INSTRUCTION -> Restate the whole of the material. Keep every word, and drop the pictures.

(Dataset records on visual material)
##########

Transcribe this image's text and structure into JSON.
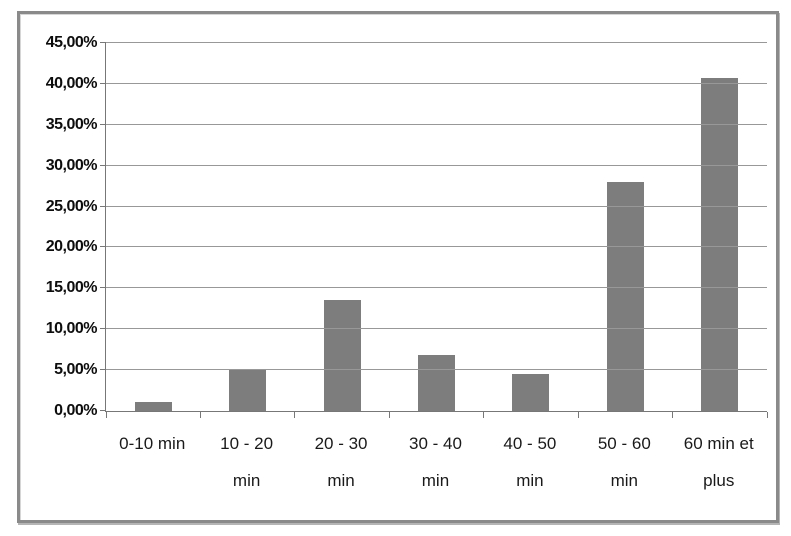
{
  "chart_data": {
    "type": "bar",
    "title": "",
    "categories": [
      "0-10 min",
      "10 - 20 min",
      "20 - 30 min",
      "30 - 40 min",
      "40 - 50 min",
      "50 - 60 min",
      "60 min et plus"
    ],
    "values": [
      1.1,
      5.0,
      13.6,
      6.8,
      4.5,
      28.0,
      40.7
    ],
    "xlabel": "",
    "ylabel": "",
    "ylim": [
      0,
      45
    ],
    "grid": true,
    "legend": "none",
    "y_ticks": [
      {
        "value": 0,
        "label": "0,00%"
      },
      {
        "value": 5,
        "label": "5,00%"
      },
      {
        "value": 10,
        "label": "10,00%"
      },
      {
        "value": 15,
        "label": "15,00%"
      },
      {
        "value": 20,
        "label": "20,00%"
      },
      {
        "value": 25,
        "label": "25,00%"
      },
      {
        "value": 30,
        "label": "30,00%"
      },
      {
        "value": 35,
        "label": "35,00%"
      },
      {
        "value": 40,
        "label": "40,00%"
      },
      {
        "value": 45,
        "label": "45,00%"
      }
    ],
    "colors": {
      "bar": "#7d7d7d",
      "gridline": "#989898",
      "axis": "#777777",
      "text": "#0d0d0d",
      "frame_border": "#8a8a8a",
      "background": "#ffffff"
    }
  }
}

##########

SOLUTION TO THIS TASK ->
Transcribe this image's text and structure into JSON.
{
  "chart_data": {
    "type": "bar",
    "title": "",
    "categories": [
      "0-10 min",
      "10 - 20 min",
      "20 - 30 min",
      "30 - 40 min",
      "40 - 50 min",
      "50 - 60 min",
      "60 min et plus"
    ],
    "values": [
      1.1,
      5.0,
      13.6,
      6.8,
      4.5,
      28.0,
      40.7
    ],
    "xlabel": "",
    "ylabel": "",
    "ylim": [
      0,
      45
    ],
    "grid": true,
    "legend": "none",
    "y_ticks": [
      {
        "value": 0,
        "label": "0,00%"
      },
      {
        "value": 5,
        "label": "5,00%"
      },
      {
        "value": 10,
        "label": "10,00%"
      },
      {
        "value": 15,
        "label": "15,00%"
      },
      {
        "value": 20,
        "label": "20,00%"
      },
      {
        "value": 25,
        "label": "25,00%"
      },
      {
        "value": 30,
        "label": "30,00%"
      },
      {
        "value": 35,
        "label": "35,00%"
      },
      {
        "value": 40,
        "label": "40,00%"
      },
      {
        "value": 45,
        "label": "45,00%"
      }
    ],
    "colors": {
      "bar": "#7d7d7d",
      "gridline": "#989898",
      "axis": "#777777",
      "text": "#0d0d0d",
      "frame_border": "#8a8a8a",
      "background": "#ffffff"
    }
  }
}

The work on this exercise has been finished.